§ **Exercise requirements**
Every record here needs to be written out again exactly.

§ **Supplied entries**
## start

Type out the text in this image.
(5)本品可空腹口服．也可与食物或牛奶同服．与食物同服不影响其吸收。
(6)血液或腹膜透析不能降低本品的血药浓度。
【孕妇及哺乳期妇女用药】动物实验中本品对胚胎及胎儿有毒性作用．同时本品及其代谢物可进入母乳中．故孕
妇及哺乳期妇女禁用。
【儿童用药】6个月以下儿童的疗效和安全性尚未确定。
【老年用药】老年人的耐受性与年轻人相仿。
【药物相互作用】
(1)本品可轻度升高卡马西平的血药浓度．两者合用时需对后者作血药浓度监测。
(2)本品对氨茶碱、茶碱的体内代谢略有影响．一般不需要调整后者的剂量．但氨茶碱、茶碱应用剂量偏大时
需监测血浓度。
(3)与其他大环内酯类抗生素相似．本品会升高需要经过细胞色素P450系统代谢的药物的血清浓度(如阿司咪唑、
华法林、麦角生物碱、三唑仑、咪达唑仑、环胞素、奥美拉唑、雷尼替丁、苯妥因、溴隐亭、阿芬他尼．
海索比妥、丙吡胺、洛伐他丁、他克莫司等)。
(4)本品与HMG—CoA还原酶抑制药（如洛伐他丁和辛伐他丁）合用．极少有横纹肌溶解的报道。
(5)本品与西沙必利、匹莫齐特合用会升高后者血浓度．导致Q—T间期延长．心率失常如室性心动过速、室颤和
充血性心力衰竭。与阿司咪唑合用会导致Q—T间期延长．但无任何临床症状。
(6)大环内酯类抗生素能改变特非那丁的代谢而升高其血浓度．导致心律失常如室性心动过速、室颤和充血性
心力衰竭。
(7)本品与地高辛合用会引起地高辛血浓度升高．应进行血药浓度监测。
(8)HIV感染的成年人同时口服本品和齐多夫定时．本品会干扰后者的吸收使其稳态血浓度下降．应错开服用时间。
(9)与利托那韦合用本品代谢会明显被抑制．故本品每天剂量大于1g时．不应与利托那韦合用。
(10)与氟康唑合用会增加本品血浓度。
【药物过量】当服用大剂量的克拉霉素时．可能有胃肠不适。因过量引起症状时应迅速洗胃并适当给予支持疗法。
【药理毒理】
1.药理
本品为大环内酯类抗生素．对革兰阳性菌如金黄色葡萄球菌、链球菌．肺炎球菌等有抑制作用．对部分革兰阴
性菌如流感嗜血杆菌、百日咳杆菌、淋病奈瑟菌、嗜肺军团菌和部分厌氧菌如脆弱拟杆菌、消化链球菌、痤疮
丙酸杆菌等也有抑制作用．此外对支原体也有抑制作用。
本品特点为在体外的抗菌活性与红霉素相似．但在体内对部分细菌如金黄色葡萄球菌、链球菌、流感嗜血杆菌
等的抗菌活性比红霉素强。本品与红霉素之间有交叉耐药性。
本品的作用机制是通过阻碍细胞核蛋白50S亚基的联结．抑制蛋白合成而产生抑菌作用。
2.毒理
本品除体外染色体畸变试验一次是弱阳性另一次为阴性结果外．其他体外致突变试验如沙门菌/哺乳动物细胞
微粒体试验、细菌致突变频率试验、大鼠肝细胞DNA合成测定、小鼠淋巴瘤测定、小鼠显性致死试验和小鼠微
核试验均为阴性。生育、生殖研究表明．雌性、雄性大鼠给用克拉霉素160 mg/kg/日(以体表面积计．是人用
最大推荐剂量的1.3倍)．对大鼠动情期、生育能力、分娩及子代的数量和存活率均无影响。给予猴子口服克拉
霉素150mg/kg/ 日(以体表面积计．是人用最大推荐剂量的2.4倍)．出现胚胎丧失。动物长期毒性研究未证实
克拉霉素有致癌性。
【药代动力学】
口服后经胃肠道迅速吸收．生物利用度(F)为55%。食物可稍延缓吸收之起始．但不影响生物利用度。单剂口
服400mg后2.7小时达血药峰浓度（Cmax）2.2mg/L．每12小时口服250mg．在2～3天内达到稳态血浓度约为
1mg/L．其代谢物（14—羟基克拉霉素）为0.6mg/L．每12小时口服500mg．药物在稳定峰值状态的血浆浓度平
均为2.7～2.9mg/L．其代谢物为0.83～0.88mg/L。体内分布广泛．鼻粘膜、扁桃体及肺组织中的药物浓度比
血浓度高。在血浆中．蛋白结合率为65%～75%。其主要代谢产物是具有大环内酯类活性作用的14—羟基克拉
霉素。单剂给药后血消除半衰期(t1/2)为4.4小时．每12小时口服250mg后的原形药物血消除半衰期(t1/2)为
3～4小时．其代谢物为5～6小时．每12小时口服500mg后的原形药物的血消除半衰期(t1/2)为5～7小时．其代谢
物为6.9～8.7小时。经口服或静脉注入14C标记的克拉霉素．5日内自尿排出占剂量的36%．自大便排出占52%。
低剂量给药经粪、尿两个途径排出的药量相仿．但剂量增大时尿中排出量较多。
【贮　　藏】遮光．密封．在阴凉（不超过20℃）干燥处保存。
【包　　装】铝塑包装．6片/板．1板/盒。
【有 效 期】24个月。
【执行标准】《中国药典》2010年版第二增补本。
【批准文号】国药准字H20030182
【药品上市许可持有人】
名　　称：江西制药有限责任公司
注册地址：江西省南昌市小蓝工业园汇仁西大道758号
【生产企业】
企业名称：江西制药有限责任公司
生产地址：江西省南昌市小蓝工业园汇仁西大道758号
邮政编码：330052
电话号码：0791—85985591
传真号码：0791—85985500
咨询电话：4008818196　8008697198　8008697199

## end

§ **Answer to the task**
Type out the text in this image.
(5)本品可空腹口服．也可与食物或牛奶同服．与食物同服不影响其吸收。
(6)血液或腹膜透析不能降低本品的血药浓度。
【孕妇及哺乳期妇女用药】动物实验中本品对胚胎及胎儿有毒性作用．同时本品及其代谢物可进入母乳中．故孕
妇及哺乳期妇女禁用。
【儿童用药】6个月以下儿童的疗效和安全性尚未确定。
【老年用药】老年人的耐受性与年轻人相仿。
【药物相互作用】
(1)本品可轻度升高卡马西平的血药浓度．两者合用时需对后者作血药浓度监测。
(2)本品对氨茶碱、茶碱的体内代谢略有影响．一般不需要调整后者的剂量．但氨茶碱、茶碱应用剂量偏大时
需监测血浓度。
(3)与其他大环内酯类抗生素相似．本品会升高需要经过细胞色素P450系统代谢的药物的血清浓度(如阿司咪唑、
华法林、麦角生物碱、三唑仑、咪达唑仑、环胞素、奥美拉唑、雷尼替丁、苯妥因、溴隐亭、阿芬他尼．
海索比妥、丙吡胺、洛伐他丁、他克莫司等)。
(4)本品与HMG—CoA还原酶抑制药（如洛伐他丁和辛伐他丁）合用．极少有横纹肌溶解的报道。
(5)本品与西沙必利、匹莫齐特合用会升高后者血浓度．导致Q—T间期延长．心率失常如室性心动过速、室颤和
充血性心力衰竭。与阿司咪唑合用会导致Q—T间期延长．但无任何临床症状。
(6)大环内酯类抗生素能改变特非那丁的代谢而升高其血浓度．导致心律失常如室性心动过速、室颤和充血性
心力衰竭。
(7)本品与地高辛合用会引起地高辛血浓度升高．应进行血药浓度监测。
(8)HIV感染的成年人同时口服本品和齐多夫定时．本品会干扰后者的吸收使其稳态血浓度下降．应错开服用时间。
(9)与利托那韦合用本品代谢会明显被抑制．故本品每天剂量大于1g时．不应与利托那韦合用。
(10)与氟康唑合用会增加本品血浓度。
【药物过量】当服用大剂量的克拉霉素时．可能有胃肠不适。因过量引起症状时应迅速洗胃并适当给予支持疗法。
【药理毒理】
1.药理
本品为大环内酯类抗生素．对革兰阳性菌如金黄色葡萄球菌、链球菌．肺炎球菌等有抑制作用．对部分革兰阴
性菌如流感嗜血杆菌、百日咳杆菌、淋病奈瑟菌、嗜肺军团菌和部分厌氧菌如脆弱拟杆菌、消化链球菌、痤疮
丙酸杆菌等也有抑制作用．此外对支原体也有抑制作用。
本品特点为在体外的抗菌活性与红霉素相似．但在体内对部分细菌如金黄色葡萄球菌、链球菌、流感嗜血杆菌
等的抗菌活性比红霉素强。本品与红霉素之间有交叉耐药性。
本品的作用机制是通过阻碍细胞核蛋白50S亚基的联结．抑制蛋白合成而产生抑菌作用。
2.毒理
本品除体外染色体畸变试验一次是弱阳性另一次为阴性结果外．其他体外致突变试验如沙门菌/哺乳动物细胞
微粒体试验、细菌致突变频率试验、大鼠肝细胞DNA合成测定、小鼠淋巴瘤测定、小鼠显性致死试验和小鼠微
核试验均为阴性。生育、生殖研究表明．雌性、雄性大鼠给用克拉霉素160 mg/kg/日(以体表面积计．是人用
最大推荐剂量的1.3倍)．对大鼠动情期、生育能力、分娩及子代的数量和存活率均无影响。给予猴子口服克拉
霉素150mg/kg/ 日(以体表面积计．是人用最大推荐剂量的2.4倍)．出现胚胎丧失。动物长期毒性研究未证实
克拉霉素有致癌性。
【药代动力学】
口服后经胃肠道迅速吸收．生物利用度(F)为55%。食物可稍延缓吸收之起始．但不影响生物利用度。单剂口
服400mg后2.7小时达血药峰浓度（Cmax）2.2mg/L．每12小时口服250mg．在2～3天内达到稳态血浓度约为
1mg/L．其代谢物（14—羟基克拉霉素）为0.6mg/L．每12小时口服500mg．药物在稳定峰值状态的血浆浓度平
均为2.7～2.9mg/L．其代谢物为0.83～0.88mg/L。体内分布广泛．鼻粘膜、扁桃体及肺组织中的药物浓度比
血浓度高。在血浆中．蛋白结合率为65%～75%。其主要代谢产物是具有大环内酯类活性作用的14—羟基克拉
霉素。单剂给药后血消除半衰期(t1/2)为4.4小时．每12小时口服250mg后的原形药物血消除半衰期(t1/2)为
3～4小时．其代谢物为5～6小时．每12小时口服500mg后的原形药物的血消除半衰期(t1/2)为5～7小时．其代谢
物为6.9～8.7小时。经口服或静脉注入14C标记的克拉霉素．5日内自尿排出占剂量的36%．自大便排出占52%。
低剂量给药经粪、尿两个途径排出的药量相仿．但剂量增大时尿中排出量较多。
【贮　　藏】遮光．密封．在阴凉（不超过20℃）干燥处保存。
【包　　装】铝塑包装．6片/板．1板/盒。
【有 效 期】24个月。
【执行标准】《中国药典》2010年版第二增补本。
【批准文号】国药准字H20030182
【药品上市许可持有人】
名　　称：江西制药有限责任公司
注册地址：江西省南昌市小蓝工业园汇仁西大道758号
【生产企业】
企业名称：江西制药有限责任公司
生产地址：江西省南昌市小蓝工业园汇仁西大道758号
邮政编码：330052
电话号码：0791—85985591
传真号码：0791—85985500
咨询电话：4008818196　8008697198　8008697199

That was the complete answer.